*To be done*
Tally the lines of the listing that contain the word "this", then give the total and nothing else.

Figure content listings:
+ + +

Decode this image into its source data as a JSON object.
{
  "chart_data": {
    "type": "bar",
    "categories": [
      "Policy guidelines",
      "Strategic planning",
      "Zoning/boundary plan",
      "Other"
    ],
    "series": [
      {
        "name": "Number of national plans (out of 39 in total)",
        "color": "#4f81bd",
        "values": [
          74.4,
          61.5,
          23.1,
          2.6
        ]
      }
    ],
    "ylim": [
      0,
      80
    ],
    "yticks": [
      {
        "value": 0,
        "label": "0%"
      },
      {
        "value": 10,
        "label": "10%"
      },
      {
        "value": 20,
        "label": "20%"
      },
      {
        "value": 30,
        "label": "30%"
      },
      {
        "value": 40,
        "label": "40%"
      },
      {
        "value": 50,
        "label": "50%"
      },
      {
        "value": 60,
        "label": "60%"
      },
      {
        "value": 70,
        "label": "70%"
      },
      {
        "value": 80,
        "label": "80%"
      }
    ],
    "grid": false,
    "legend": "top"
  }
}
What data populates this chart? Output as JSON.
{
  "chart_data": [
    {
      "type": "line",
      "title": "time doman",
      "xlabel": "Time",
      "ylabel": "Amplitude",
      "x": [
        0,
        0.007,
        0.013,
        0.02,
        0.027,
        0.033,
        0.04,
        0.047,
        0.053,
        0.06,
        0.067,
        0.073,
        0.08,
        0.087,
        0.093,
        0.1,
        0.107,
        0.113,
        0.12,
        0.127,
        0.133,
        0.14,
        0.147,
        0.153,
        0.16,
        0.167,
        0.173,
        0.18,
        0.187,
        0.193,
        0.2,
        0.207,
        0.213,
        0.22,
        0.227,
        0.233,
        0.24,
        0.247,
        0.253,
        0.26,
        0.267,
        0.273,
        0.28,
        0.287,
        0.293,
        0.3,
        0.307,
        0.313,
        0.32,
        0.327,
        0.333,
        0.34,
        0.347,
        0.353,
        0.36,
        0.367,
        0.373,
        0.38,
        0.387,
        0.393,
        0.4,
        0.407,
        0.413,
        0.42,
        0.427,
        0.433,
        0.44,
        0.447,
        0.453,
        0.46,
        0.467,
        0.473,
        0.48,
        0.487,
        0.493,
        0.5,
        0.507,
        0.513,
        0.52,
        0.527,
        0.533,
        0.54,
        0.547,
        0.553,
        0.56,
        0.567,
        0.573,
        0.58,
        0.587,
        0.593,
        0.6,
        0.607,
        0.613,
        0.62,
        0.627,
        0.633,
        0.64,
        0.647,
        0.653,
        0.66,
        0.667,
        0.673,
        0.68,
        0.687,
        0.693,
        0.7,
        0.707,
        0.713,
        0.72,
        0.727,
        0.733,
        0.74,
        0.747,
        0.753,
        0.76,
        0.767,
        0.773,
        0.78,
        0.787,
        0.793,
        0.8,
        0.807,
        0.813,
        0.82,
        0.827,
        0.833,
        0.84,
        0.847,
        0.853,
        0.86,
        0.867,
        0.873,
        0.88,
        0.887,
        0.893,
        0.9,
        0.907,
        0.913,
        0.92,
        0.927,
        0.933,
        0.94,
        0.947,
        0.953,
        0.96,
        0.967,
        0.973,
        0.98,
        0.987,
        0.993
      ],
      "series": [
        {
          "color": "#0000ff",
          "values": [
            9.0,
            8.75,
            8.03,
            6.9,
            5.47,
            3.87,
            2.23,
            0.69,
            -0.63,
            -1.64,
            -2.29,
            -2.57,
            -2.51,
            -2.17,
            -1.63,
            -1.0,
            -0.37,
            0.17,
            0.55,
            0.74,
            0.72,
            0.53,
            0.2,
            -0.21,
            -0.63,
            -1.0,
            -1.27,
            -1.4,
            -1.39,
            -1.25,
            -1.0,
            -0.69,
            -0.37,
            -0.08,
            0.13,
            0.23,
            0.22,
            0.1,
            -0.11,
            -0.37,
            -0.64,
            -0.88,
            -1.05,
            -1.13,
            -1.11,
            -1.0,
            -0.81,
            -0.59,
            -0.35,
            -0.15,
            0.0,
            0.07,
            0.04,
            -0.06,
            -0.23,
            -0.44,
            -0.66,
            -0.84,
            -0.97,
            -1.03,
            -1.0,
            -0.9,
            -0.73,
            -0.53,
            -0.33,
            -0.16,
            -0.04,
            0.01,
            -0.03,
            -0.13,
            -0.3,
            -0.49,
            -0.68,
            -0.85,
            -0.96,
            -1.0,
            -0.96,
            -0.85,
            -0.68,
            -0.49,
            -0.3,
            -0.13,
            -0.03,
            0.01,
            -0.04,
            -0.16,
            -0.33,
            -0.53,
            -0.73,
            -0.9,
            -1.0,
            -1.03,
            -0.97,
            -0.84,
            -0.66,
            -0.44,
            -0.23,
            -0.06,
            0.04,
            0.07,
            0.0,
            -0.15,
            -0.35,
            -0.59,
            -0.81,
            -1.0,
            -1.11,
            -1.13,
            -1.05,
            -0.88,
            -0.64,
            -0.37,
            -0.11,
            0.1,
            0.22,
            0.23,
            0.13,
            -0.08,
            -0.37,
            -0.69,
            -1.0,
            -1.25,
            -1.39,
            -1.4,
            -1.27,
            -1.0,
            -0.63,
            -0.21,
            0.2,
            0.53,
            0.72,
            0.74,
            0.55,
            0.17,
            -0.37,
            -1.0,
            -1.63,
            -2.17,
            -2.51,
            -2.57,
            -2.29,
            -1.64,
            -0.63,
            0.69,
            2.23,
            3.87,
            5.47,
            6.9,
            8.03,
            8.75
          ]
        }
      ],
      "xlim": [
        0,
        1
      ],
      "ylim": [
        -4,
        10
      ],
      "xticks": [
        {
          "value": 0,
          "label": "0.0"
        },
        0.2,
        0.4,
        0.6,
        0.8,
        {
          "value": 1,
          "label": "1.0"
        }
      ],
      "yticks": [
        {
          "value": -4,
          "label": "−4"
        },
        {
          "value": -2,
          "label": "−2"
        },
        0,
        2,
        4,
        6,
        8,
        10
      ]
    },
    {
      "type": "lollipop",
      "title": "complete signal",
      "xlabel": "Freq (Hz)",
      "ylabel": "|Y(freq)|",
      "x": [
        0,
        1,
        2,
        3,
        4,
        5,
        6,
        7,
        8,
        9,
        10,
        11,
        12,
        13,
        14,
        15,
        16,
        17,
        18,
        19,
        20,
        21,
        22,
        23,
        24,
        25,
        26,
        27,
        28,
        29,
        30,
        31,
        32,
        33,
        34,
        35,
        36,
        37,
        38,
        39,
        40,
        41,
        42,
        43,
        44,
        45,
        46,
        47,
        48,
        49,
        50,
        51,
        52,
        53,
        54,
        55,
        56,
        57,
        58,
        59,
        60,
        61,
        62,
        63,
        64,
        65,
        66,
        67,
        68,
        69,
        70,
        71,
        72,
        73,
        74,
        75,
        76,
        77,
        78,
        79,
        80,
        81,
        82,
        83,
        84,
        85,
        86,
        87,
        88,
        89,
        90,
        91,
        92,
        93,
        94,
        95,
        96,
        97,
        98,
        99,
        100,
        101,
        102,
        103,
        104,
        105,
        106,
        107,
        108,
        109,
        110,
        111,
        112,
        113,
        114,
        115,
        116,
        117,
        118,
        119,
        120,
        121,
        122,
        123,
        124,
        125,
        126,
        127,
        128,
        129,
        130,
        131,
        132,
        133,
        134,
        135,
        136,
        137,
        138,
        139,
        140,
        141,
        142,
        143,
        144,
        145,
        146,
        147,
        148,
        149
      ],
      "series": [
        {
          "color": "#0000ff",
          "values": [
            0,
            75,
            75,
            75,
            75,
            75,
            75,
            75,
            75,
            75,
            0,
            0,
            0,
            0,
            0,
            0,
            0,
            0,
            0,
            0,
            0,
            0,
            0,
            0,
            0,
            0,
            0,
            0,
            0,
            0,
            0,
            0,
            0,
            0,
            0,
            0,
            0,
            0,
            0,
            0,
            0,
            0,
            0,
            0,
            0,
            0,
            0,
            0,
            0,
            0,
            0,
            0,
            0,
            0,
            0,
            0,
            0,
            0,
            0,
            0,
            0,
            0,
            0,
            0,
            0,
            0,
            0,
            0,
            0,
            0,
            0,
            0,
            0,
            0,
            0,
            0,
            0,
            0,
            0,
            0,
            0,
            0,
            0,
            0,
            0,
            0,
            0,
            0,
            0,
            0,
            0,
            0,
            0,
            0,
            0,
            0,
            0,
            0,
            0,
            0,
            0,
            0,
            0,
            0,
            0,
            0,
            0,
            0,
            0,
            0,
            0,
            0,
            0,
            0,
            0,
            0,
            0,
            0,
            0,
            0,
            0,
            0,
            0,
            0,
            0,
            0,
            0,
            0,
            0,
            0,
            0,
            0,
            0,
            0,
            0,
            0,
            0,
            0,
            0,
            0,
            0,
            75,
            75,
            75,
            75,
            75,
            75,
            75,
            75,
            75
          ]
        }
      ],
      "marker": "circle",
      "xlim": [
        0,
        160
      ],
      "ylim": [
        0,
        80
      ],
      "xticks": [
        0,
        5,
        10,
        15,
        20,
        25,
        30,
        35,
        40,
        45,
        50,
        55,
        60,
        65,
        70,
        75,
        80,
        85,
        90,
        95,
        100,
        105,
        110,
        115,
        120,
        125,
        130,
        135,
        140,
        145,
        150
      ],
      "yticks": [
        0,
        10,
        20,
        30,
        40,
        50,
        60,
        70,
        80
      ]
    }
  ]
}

+ + +

*Finished exercise*
2